### FRAGMENTO
El hombre de hoy debe tener
la valentía moral y
profética de liberarse de
esta original ferocidad y
llegar a la conclusión, que
es precisamente la idea de
la paz, de que se trata de
algo esencialmente natural,
necesario, obligatorio y,
por tanto, posible. De ahora
en adelante hay que ver la
humanidad, la historia, el
trabajo, la política, la
cultura, el progreso en
función de la Paz.
Pero ¿qué
valor tiene esta idea,
espiritual, subjetiva,
interior y personal; qué
valor tiene así, tan inerme,
tan distante de las
vicisitudes vividas,
eficaces y formidables de
nuestra historia?
Desafortunadamente, a medida
que la trágica experiencia
de la última guerra mundial
va declinando en la esfera
de los recuerdos, tenemos
que registrar un
recrudecimiento del espíritu
contencioso entre las
Naciones y en la dialéctica
política de la sociedad; hoy
el potencial de guerra y de
lucha ha aumentado
considerablemente, lejos de
disminuir, en comparación
con aquél de que disponía la
humanidad antes de las
guerras mundiales. ¿No
estais viendo, puede objetar
cualquier observador, que el
mundo camina hacia
conflictos más terribles y
horrendos que los de ayer?
¿No os dais cuenta de la
escasa eficacia de la
propaganda pacifista y del
influjo insuficiente de las
instituciones
internacionales, nacidas
durante la convalecencia del
mundo ensangrentado y
extenuado a causa de las
guerras mundiales? ¿Dónde va
el mundo? ¿No se estará aún
preparando a conflictos más
catastróficos y execrables?
¡Ay! ¡Deberíamos enmudecer
ante tan apremiantes y
despiadados razonamientos,
lo mismo que frente a un
desesperado destino!
¡Pero, no!
¿También nosotros estaremos
ciegos? ¿Seremos unos
ingenuos? ¡No, hombres
Hermanos! Estamos seguro de
que nuestra causa, la de la
Paz, deberá prevalecer. En
primer lugar, porque, no
obstante las locuras de una
política en contra, la idea
de la Paz aparece
actualmente victoriosa en el
pensamiento de todos los
hombres responsables.
Tenemos confianza en su
moderna sabiduría, en su
enérgica habilidad: ningún
Jefe de Nación puede querer
hoy la guerra; todos aspiran
a la Paz general del mundo.
¡Esto es algo muy grande!
Nos osamos instarlos
insistentemente a no
desmentir nunca más su
programa, más aún, el
programa común de la Paz!
Punto
segundo. Son las ideas, por
encima y con anterioridad a
los intereses particulares,
las que guían el mundo, no
obstante las apariencias en
contrario. Si la idea de la
Paz ganará efectivamente los
corazones de los hombres, la
Paz quedará a salvo; es más,
salvará a los hombres.

### EJERCICIOS
1. Reescribe, por favor, todo lo que va desde "Tenemos confianza en" hasta "algo muy grande!" en el fragmento sobre la paz, poniendo "dirigente" en lugar de "Jefe de Nación".
2. Según el fragmento sobre la paz, ¿qué es lo que guía el mundo, por encima de los intereses particulares?

### REGISTROS EXTRAÍDOS
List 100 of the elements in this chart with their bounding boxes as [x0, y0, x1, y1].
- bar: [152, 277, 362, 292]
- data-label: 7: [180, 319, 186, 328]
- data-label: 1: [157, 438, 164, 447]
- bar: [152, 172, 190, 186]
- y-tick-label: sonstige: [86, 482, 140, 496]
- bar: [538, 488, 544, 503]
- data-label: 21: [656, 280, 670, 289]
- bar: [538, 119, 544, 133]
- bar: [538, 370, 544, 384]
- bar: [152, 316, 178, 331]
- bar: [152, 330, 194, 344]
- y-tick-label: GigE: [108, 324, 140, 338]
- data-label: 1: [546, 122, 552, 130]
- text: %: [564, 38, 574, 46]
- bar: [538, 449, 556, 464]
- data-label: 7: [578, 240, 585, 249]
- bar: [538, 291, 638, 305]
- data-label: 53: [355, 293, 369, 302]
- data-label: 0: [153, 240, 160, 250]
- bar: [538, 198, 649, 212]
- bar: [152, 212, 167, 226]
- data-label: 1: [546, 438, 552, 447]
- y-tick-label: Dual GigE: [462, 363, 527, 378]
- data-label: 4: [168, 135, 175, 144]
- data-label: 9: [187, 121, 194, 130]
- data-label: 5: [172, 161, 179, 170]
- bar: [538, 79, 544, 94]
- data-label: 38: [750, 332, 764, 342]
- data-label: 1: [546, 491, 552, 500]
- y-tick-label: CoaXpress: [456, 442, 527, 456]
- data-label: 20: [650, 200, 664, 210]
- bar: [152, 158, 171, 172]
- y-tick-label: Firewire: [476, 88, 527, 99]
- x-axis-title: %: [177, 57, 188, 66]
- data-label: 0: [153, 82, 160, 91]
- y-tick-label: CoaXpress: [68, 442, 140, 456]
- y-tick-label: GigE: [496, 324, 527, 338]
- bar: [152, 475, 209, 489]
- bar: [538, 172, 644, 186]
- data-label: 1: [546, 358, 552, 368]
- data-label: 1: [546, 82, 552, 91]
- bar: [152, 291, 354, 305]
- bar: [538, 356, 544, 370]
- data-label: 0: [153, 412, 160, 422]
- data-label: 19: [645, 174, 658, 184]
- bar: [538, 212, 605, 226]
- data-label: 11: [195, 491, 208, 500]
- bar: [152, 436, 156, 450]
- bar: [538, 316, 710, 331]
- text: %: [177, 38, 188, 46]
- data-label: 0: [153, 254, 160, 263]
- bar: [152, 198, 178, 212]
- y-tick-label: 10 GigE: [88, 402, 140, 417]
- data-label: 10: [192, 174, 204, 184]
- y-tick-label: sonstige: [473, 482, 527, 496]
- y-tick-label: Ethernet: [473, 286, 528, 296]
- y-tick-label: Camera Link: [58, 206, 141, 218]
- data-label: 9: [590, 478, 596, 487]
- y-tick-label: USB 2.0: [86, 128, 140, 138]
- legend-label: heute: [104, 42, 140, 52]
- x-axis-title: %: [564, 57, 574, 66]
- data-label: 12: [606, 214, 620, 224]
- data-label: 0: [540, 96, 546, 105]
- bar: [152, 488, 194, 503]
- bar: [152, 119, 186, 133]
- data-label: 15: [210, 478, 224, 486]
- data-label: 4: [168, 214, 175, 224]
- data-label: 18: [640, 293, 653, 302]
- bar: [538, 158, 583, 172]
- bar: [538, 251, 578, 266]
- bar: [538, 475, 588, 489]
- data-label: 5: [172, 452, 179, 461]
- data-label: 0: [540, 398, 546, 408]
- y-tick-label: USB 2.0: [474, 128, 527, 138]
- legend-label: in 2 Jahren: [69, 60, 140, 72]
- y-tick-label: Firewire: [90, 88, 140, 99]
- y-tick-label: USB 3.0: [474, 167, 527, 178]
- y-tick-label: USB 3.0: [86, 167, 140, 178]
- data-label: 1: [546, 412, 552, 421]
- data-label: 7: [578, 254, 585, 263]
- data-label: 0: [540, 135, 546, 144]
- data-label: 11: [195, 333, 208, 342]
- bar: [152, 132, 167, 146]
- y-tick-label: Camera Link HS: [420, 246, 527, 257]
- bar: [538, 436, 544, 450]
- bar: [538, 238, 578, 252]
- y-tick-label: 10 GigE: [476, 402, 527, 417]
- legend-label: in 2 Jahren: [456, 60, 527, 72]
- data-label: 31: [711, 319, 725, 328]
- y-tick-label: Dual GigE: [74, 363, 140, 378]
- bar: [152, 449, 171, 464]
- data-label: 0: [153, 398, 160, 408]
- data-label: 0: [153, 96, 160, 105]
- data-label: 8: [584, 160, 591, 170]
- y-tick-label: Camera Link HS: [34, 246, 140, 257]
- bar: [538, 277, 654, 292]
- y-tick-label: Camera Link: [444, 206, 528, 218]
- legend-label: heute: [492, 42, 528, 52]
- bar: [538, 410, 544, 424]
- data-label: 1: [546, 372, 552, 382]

### RESPUESTAS
1.
Tenemos confianza en su
moderna sabiduría, en su
enérgica habilidad: ningún
dirigente puede querer
hoy la guerra; todos aspiran
a la Paz general del mundo.
¡Esto es algo muy grande!

2. Las ideas.